THE EXERCISE: Pictures do not belong in the copy, so please give every entry below again exactly.
· · ·
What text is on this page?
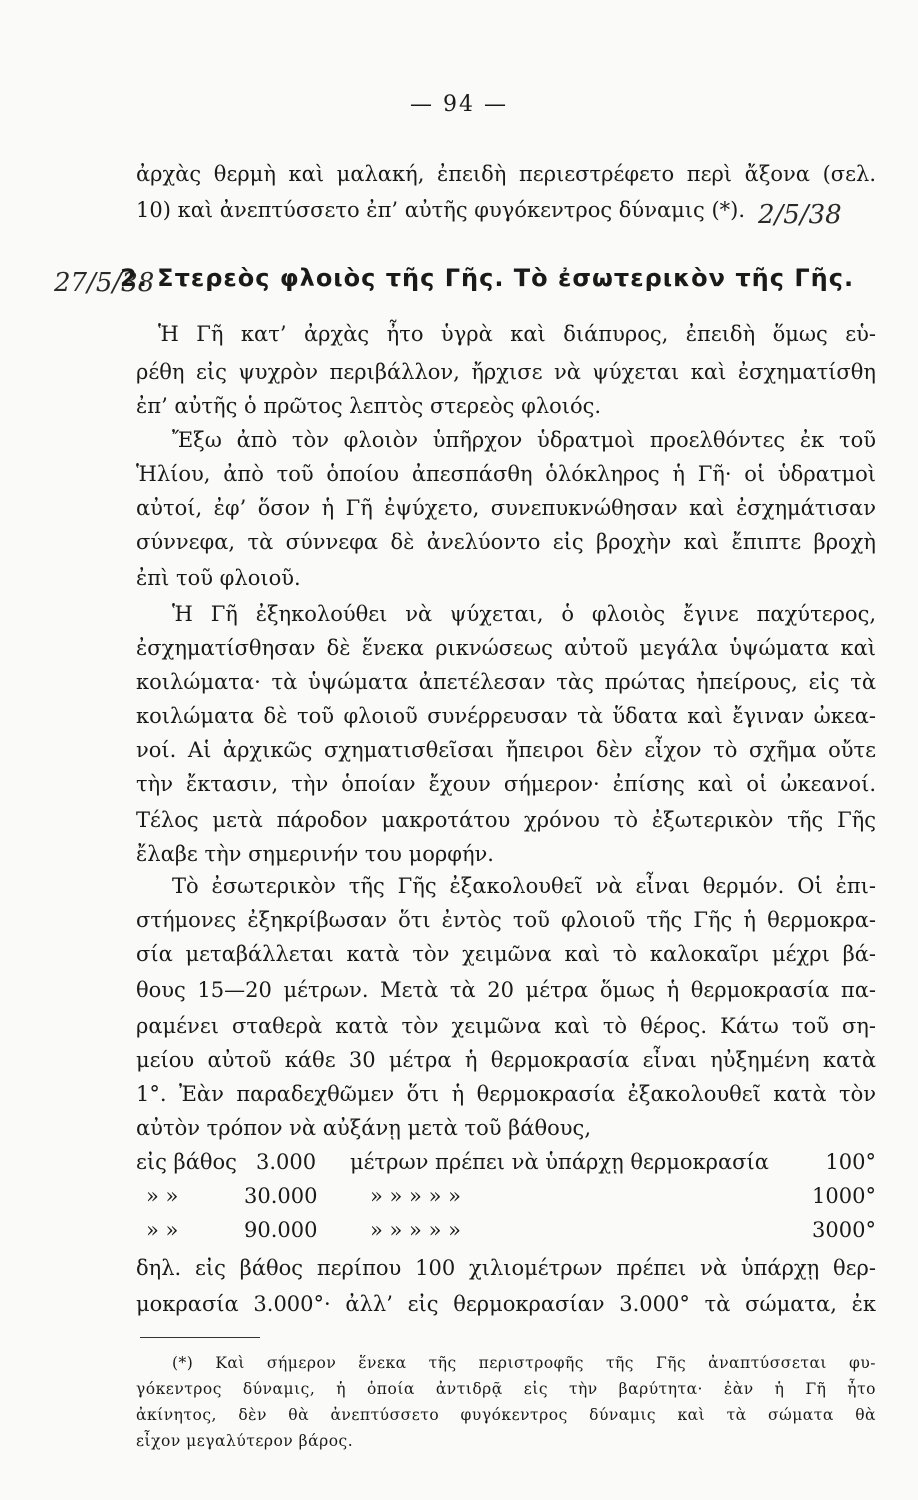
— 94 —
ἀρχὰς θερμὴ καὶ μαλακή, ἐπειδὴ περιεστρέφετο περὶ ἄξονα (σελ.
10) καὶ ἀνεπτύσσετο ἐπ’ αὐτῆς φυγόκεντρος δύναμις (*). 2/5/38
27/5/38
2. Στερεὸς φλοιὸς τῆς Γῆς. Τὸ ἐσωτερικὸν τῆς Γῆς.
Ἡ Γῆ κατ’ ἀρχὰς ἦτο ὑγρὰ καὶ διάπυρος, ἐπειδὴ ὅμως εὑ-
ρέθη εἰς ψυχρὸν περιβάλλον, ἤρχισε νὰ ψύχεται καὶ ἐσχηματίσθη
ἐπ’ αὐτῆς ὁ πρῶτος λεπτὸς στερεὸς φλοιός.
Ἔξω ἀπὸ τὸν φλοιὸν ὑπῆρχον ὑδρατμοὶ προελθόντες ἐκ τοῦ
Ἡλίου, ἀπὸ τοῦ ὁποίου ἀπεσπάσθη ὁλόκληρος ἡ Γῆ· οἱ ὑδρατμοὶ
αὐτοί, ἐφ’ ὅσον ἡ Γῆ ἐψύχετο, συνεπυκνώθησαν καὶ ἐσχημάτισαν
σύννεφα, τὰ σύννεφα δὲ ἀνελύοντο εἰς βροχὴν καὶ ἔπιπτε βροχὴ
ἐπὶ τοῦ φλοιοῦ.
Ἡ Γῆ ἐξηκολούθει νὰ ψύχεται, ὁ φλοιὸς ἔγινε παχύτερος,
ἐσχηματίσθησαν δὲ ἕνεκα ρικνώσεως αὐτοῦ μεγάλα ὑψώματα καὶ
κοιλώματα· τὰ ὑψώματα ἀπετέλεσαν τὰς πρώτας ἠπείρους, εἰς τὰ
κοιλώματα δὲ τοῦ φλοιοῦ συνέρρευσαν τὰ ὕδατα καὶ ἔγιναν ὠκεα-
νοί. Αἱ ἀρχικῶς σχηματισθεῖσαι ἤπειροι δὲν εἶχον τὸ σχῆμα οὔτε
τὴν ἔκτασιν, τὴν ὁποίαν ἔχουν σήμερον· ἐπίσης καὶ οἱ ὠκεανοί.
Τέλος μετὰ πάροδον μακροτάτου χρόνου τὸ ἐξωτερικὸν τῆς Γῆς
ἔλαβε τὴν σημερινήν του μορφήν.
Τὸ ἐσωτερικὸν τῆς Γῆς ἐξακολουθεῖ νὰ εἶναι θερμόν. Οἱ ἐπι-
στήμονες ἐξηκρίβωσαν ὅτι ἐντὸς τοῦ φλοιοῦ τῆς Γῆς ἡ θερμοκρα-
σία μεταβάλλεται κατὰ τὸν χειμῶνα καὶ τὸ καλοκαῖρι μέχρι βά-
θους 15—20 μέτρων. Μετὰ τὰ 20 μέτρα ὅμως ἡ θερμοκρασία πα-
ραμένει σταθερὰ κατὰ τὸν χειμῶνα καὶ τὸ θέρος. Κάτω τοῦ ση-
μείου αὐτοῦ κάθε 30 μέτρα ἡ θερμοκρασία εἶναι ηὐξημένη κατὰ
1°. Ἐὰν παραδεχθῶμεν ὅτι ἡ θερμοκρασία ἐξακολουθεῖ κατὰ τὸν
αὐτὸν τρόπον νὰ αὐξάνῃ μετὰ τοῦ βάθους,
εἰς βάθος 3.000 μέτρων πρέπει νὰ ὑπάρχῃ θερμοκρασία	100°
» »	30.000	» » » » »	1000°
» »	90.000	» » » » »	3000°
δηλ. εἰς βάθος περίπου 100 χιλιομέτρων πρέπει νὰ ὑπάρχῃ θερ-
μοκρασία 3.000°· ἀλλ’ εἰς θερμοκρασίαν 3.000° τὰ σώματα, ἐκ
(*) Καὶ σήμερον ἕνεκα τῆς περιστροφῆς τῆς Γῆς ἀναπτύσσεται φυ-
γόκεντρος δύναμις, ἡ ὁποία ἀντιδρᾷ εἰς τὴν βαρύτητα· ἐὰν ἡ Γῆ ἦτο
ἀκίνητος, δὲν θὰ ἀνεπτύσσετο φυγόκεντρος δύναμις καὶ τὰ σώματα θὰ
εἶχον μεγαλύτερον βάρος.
· · ·
EXERCISE SOLUTION:
What text is on this page?
— 94 —
ἀρχὰς θερμὴ καὶ μαλακή, ἐπειδὴ περιεστρέφετο περὶ ἄξονα (σελ.
10) καὶ ἀνεπτύσσετο ἐπ’ αὐτῆς φυγόκεντρος δύναμις (*). 2/5/38
27/5/38
2. Στερεὸς φλοιὸς τῆς Γῆς. Τὸ ἐσωτερικὸν τῆς Γῆς.
Ἡ Γῆ κατ’ ἀρχὰς ἦτο ὑγρὰ καὶ διάπυρος, ἐπειδὴ ὅμως εὑ-
ρέθη εἰς ψυχρὸν περιβάλλον, ἤρχισε νὰ ψύχεται καὶ ἐσχηματίσθη
ἐπ’ αὐτῆς ὁ πρῶτος λεπτὸς στερεὸς φλοιός.
Ἔξω ἀπὸ τὸν φλοιὸν ὑπῆρχον ὑδρατμοὶ προελθόντες ἐκ τοῦ
Ἡλίου, ἀπὸ τοῦ ὁποίου ἀπεσπάσθη ὁλόκληρος ἡ Γῆ· οἱ ὑδρατμοὶ
αὐτοί, ἐφ’ ὅσον ἡ Γῆ ἐψύχετο, συνεπυκνώθησαν καὶ ἐσχημάτισαν
σύννεφα, τὰ σύννεφα δὲ ἀνελύοντο εἰς βροχὴν καὶ ἔπιπτε βροχὴ
ἐπὶ τοῦ φλοιοῦ.
Ἡ Γῆ ἐξηκολούθει νὰ ψύχεται, ὁ φλοιὸς ἔγινε παχύτερος,
ἐσχηματίσθησαν δὲ ἕνεκα ρικνώσεως αὐτοῦ μεγάλα ὑψώματα καὶ
κοιλώματα· τὰ ὑψώματα ἀπετέλεσαν τὰς πρώτας ἠπείρους, εἰς τὰ
κοιλώματα δὲ τοῦ φλοιοῦ συνέρρευσαν τὰ ὕδατα καὶ ἔγιναν ὠκεα-
νοί. Αἱ ἀρχικῶς σχηματισθεῖσαι ἤπειροι δὲν εἶχον τὸ σχῆμα οὔτε
τὴν ἔκτασιν, τὴν ὁποίαν ἔχουν σήμερον· ἐπίσης καὶ οἱ ὠκεανοί.
Τέλος μετὰ πάροδον μακροτάτου χρόνου τὸ ἐξωτερικὸν τῆς Γῆς
ἔλαβε τὴν σημερινήν του μορφήν.
Τὸ ἐσωτερικὸν τῆς Γῆς ἐξακολουθεῖ νὰ εἶναι θερμόν. Οἱ ἐπι-
στήμονες ἐξηκρίβωσαν ὅτι ἐντὸς τοῦ φλοιοῦ τῆς Γῆς ἡ θερμοκρα-
σία μεταβάλλεται κατὰ τὸν χειμῶνα καὶ τὸ καλοκαῖρι μέχρι βά-
θους 15—20 μέτρων. Μετὰ τὰ 20 μέτρα ὅμως ἡ θερμοκρασία πα-
ραμένει σταθερὰ κατὰ τὸν χειμῶνα καὶ τὸ θέρος. Κάτω τοῦ ση-
μείου αὐτοῦ κάθε 30 μέτρα ἡ θερμοκρασία εἶναι ηὐξημένη κατὰ
1°. Ἐὰν παραδεχθῶμεν ὅτι ἡ θερμοκρασία ἐξακολουθεῖ κατὰ τὸν
αὐτὸν τρόπον νὰ αὐξάνῃ μετὰ τοῦ βάθους,
εἰς βάθος 3.000 μέτρων πρέπει νὰ ὑπάρχῃ θερμοκρασία	100°
» »	30.000	» » » » »	1000°
» »	90.000	» » » » »	3000°
δηλ. εἰς βάθος περίπου 100 χιλιομέτρων πρέπει νὰ ὑπάρχῃ θερ-
μοκρασία 3.000°· ἀλλ’ εἰς θερμοκρασίαν 3.000° τὰ σώματα, ἐκ
(*) Καὶ σήμερον ἕνεκα τῆς περιστροφῆς τῆς Γῆς ἀναπτύσσεται φυ-
γόκεντρος δύναμις, ἡ ὁποία ἀντιδρᾷ εἰς τὴν βαρύτητα· ἐὰν ἡ Γῆ ἦτο
ἀκίνητος, δὲν θὰ ἀνεπτύσσετο φυγόκεντρος δύναμις καὶ τὰ σώματα θὰ
εἶχον μεγαλύτερον βάρος.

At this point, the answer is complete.